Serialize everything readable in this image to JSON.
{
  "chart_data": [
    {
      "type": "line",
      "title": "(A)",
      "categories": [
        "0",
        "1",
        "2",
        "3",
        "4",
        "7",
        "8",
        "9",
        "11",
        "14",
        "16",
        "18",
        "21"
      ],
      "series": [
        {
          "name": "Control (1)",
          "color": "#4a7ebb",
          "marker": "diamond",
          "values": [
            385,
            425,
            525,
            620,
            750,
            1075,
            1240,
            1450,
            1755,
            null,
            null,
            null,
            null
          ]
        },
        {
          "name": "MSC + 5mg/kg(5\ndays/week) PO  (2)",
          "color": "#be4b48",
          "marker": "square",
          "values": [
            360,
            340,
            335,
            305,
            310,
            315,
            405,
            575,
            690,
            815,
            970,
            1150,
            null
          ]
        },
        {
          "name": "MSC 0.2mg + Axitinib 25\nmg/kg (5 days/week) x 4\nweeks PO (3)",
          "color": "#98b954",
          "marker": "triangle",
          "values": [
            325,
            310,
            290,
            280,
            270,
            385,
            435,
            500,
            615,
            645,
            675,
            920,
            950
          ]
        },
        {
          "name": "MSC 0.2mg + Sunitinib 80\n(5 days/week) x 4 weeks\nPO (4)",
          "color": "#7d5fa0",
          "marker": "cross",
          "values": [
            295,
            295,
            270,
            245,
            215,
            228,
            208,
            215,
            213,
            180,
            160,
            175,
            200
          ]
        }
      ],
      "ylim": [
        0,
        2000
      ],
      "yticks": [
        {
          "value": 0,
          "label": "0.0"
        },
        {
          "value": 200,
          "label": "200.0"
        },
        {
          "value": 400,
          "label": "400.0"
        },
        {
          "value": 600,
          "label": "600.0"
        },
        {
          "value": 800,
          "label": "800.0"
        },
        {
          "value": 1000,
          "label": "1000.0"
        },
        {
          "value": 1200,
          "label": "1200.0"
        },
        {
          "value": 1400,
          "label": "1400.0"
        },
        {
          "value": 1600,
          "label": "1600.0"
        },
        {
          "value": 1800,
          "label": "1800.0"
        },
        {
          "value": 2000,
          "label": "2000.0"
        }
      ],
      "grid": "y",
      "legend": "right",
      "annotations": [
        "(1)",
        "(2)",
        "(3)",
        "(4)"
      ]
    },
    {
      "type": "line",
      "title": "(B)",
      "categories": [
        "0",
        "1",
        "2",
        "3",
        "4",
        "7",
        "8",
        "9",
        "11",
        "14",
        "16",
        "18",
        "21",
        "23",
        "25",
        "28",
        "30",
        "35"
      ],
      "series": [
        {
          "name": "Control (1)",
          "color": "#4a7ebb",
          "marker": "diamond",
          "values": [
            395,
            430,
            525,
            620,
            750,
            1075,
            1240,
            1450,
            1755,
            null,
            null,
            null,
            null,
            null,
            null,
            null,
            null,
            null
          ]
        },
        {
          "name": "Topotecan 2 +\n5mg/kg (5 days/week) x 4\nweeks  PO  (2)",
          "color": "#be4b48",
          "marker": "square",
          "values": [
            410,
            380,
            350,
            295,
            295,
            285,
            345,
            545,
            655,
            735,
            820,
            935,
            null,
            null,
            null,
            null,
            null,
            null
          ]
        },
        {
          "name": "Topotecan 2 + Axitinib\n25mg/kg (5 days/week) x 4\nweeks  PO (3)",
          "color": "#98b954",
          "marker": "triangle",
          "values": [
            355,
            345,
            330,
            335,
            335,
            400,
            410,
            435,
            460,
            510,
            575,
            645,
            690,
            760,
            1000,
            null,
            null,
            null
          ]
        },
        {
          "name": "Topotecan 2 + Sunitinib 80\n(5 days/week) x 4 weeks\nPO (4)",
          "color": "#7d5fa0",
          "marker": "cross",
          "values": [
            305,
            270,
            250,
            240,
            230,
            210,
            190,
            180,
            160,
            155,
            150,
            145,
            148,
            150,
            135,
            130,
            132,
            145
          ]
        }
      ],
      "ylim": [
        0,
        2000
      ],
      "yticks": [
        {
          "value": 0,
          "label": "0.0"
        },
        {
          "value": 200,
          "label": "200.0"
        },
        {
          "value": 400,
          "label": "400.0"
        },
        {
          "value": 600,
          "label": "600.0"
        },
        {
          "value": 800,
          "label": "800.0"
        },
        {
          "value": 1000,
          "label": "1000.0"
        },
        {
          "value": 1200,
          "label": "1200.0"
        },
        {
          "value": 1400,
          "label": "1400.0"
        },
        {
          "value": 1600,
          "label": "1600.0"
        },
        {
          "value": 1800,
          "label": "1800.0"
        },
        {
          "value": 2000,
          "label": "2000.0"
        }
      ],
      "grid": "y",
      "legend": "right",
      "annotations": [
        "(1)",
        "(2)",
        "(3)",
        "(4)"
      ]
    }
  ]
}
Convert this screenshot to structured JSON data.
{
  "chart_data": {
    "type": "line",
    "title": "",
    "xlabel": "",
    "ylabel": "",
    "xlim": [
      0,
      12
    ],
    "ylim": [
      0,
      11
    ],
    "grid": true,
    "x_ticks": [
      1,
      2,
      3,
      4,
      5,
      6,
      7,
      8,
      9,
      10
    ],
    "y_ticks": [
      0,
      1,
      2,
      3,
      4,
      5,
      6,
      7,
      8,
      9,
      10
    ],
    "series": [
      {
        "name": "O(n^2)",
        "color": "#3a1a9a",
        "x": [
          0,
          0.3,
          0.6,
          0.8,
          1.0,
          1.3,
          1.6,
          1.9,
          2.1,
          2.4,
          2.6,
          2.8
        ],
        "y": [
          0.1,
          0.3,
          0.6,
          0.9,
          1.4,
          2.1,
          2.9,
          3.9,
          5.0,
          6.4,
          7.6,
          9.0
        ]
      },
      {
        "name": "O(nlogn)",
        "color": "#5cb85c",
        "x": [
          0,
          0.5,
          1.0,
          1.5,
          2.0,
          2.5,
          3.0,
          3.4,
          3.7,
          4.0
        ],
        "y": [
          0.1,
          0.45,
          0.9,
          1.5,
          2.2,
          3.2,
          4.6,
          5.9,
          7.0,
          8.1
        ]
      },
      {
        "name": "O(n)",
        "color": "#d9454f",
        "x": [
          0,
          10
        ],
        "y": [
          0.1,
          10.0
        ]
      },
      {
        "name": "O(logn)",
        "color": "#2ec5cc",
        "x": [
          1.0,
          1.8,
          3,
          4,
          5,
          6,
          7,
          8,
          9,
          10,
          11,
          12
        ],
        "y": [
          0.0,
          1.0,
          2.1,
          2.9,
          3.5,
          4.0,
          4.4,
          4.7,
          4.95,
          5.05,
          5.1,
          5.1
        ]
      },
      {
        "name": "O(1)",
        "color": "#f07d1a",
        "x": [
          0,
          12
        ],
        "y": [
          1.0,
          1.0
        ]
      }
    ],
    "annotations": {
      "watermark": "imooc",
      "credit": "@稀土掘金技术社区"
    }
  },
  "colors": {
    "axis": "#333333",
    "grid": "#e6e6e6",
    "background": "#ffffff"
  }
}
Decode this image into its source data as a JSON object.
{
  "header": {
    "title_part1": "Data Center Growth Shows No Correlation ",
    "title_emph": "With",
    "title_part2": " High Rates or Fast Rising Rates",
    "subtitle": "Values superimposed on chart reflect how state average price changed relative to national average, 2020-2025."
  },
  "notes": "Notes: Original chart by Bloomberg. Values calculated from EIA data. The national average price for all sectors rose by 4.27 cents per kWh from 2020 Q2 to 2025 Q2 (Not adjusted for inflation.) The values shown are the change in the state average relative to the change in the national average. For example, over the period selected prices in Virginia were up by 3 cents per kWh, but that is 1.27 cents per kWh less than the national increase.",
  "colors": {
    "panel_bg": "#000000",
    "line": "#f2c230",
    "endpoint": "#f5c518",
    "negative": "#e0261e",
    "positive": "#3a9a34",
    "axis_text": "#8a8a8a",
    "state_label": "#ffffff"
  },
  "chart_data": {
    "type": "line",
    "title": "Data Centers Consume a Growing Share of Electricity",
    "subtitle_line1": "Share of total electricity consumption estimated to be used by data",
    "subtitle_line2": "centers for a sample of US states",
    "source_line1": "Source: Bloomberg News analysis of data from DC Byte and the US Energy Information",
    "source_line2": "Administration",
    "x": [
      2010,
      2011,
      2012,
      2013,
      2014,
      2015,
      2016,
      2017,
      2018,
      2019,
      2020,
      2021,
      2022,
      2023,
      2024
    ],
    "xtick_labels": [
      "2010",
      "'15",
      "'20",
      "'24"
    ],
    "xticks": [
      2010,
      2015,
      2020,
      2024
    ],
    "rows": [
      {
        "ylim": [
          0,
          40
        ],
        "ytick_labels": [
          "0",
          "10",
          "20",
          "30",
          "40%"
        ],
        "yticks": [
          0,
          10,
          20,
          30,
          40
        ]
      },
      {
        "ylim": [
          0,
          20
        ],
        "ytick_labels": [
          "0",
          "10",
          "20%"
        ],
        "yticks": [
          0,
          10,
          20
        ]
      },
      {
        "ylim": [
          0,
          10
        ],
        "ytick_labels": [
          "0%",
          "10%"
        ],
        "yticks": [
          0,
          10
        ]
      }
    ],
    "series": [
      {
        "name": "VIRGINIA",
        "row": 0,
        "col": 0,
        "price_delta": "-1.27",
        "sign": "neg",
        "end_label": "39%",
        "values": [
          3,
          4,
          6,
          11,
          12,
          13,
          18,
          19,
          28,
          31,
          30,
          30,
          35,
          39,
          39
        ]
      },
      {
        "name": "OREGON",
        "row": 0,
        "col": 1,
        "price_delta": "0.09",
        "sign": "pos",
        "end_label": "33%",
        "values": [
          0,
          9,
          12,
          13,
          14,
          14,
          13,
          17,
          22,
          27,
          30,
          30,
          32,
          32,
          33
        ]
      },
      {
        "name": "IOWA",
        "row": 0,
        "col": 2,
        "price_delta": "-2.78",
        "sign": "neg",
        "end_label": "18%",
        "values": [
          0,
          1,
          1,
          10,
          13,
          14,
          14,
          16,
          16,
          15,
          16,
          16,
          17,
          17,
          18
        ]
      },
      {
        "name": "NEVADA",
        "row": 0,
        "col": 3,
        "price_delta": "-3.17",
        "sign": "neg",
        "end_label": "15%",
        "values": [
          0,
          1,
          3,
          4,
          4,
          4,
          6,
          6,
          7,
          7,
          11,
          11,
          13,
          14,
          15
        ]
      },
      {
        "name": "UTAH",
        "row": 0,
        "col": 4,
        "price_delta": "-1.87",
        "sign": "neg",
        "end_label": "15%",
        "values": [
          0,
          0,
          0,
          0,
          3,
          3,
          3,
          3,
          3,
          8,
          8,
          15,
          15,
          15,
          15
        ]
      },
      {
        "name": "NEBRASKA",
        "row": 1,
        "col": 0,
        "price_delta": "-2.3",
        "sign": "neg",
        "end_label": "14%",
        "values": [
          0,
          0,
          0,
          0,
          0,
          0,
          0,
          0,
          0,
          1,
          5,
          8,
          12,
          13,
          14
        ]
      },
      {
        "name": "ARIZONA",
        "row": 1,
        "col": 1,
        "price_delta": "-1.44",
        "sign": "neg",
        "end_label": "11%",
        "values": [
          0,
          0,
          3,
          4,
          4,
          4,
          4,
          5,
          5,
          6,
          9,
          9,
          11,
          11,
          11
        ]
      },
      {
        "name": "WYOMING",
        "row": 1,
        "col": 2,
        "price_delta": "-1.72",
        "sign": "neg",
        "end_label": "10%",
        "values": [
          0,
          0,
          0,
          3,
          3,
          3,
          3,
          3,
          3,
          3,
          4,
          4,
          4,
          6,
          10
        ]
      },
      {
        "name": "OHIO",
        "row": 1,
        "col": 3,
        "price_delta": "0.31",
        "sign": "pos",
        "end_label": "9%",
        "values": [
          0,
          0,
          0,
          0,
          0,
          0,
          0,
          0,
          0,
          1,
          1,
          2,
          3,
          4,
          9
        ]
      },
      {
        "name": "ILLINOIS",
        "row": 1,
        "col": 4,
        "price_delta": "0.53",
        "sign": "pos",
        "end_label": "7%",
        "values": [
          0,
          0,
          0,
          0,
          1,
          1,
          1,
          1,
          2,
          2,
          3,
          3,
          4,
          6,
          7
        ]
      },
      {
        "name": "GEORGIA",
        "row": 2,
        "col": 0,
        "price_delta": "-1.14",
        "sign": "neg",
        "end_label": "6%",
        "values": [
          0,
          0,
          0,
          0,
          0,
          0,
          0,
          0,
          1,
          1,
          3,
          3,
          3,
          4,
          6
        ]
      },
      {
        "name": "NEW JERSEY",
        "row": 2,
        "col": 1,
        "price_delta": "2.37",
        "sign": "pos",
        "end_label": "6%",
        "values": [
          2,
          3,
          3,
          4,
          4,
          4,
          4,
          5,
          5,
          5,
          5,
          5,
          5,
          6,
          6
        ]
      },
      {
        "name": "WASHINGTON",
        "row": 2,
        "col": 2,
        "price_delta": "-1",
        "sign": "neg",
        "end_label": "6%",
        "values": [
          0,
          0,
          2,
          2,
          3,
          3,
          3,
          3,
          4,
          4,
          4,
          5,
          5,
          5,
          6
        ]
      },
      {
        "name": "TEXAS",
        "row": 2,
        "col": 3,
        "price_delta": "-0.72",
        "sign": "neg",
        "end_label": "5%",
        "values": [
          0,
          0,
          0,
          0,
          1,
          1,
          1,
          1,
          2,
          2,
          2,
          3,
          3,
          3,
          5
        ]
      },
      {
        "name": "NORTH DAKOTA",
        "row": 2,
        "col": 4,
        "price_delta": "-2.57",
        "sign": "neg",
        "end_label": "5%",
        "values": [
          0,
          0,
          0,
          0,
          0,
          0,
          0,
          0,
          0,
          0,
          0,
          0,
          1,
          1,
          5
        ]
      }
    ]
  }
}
★ ★ ★
> **Task to carry out**: Return each line that includes "Axitinib".

> **Correct answer**:
          "name": "MSC 0.2mg + Axitinib 25\nmg/kg (5 days/week) x 4\nweeks PO (3)",
          "name": "Topotecan 2 + Axitinib\n25mg/kg (5 days/week) x 4\nweeks  PO (3)",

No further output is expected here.